> [AIM]
Whenever a line contains the string "into", copy it out of the entries.

> [INPUT DATA]
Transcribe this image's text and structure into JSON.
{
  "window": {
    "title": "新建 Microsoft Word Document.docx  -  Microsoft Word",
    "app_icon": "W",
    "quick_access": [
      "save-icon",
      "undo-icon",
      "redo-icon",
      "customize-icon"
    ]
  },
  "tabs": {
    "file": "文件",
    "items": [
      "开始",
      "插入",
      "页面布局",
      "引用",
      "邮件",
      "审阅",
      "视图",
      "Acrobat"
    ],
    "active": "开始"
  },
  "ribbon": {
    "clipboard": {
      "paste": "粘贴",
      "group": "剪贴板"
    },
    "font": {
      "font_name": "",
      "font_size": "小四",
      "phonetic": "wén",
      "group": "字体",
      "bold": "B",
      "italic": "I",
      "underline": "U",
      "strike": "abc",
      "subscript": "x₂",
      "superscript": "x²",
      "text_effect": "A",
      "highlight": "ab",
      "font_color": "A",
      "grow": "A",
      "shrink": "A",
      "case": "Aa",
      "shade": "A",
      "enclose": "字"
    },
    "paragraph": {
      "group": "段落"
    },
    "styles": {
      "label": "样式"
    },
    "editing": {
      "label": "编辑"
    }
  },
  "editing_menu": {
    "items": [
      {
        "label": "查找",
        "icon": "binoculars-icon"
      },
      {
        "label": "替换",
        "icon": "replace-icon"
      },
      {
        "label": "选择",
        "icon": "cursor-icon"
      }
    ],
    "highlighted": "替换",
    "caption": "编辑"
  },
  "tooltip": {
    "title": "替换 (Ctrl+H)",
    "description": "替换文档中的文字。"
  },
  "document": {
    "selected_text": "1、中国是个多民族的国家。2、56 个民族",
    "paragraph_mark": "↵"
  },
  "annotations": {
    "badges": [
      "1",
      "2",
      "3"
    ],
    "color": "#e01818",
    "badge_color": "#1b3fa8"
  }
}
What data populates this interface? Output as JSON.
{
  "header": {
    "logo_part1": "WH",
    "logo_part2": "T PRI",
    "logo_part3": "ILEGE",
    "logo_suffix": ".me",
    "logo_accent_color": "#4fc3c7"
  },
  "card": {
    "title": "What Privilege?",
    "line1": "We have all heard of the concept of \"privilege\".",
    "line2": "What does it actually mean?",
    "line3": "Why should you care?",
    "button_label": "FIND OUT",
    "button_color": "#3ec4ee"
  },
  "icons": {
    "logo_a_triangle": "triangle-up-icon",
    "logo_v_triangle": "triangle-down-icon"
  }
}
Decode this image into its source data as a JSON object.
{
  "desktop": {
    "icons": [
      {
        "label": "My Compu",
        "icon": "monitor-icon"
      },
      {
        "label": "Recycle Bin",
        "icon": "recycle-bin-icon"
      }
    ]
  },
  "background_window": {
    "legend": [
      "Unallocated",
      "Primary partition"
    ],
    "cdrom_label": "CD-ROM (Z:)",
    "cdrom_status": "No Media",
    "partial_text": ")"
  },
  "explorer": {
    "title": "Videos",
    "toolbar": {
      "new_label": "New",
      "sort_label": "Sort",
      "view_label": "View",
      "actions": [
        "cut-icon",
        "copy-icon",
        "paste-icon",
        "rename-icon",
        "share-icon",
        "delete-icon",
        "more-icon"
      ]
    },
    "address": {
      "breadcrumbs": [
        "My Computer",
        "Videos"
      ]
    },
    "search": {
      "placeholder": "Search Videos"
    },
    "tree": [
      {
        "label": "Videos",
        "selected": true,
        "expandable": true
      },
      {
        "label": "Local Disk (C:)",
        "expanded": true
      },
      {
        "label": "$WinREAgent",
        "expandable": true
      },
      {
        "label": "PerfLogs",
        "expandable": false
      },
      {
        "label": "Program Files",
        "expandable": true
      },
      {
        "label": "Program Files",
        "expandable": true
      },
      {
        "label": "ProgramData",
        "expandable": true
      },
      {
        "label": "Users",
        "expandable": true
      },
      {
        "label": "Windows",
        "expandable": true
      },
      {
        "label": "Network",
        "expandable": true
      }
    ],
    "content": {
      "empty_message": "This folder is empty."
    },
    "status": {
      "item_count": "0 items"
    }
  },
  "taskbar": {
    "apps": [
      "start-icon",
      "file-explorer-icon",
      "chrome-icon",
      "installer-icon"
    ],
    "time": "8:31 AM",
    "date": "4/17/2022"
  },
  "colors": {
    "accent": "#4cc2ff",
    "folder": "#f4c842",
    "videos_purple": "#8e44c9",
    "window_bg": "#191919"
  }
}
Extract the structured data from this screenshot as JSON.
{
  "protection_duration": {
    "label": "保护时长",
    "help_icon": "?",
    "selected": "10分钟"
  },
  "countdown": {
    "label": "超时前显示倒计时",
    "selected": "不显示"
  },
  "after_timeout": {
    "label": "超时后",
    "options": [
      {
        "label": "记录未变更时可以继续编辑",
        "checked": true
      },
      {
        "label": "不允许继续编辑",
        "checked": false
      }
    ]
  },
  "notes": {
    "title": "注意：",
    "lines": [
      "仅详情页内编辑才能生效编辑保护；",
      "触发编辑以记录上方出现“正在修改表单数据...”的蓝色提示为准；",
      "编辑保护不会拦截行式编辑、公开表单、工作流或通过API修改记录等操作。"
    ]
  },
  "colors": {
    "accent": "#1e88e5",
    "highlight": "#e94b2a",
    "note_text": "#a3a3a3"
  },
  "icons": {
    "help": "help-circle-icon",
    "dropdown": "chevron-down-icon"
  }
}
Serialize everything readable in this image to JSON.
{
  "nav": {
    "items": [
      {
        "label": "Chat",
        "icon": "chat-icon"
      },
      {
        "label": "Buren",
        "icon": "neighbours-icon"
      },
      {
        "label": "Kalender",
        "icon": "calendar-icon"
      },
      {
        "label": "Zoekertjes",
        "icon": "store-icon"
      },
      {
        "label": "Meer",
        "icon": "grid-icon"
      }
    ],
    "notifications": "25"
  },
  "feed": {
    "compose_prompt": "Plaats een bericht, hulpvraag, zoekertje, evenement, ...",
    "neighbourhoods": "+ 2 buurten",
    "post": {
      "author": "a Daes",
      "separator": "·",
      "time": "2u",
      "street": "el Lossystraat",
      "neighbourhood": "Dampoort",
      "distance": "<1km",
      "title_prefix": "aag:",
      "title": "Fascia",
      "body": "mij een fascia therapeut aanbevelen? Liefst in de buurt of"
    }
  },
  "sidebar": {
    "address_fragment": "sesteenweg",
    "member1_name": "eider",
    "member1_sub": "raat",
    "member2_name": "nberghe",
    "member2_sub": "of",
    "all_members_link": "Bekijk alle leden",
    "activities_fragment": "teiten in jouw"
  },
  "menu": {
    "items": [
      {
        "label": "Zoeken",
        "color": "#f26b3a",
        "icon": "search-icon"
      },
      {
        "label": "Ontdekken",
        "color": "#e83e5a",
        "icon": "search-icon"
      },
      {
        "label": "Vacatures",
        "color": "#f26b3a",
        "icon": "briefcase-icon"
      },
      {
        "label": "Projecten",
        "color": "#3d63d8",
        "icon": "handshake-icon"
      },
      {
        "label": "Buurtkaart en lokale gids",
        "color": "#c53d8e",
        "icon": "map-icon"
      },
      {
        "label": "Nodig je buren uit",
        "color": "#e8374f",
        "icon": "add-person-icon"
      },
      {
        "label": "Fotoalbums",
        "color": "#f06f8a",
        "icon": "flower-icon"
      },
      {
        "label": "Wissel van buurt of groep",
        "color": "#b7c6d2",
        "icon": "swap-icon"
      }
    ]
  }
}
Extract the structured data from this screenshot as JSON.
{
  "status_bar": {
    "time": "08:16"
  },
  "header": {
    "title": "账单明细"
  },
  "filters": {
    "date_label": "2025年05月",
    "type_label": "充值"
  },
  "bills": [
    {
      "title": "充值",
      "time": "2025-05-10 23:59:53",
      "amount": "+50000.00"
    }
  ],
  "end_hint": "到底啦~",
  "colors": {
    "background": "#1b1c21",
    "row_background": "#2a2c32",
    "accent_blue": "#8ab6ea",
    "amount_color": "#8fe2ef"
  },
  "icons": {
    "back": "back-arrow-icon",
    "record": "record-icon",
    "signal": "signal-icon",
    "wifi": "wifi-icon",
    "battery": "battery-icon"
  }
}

> [ANSWER]
Transcribe this image's text and structure into JSON.
Decode this image into its source data as a JSON object.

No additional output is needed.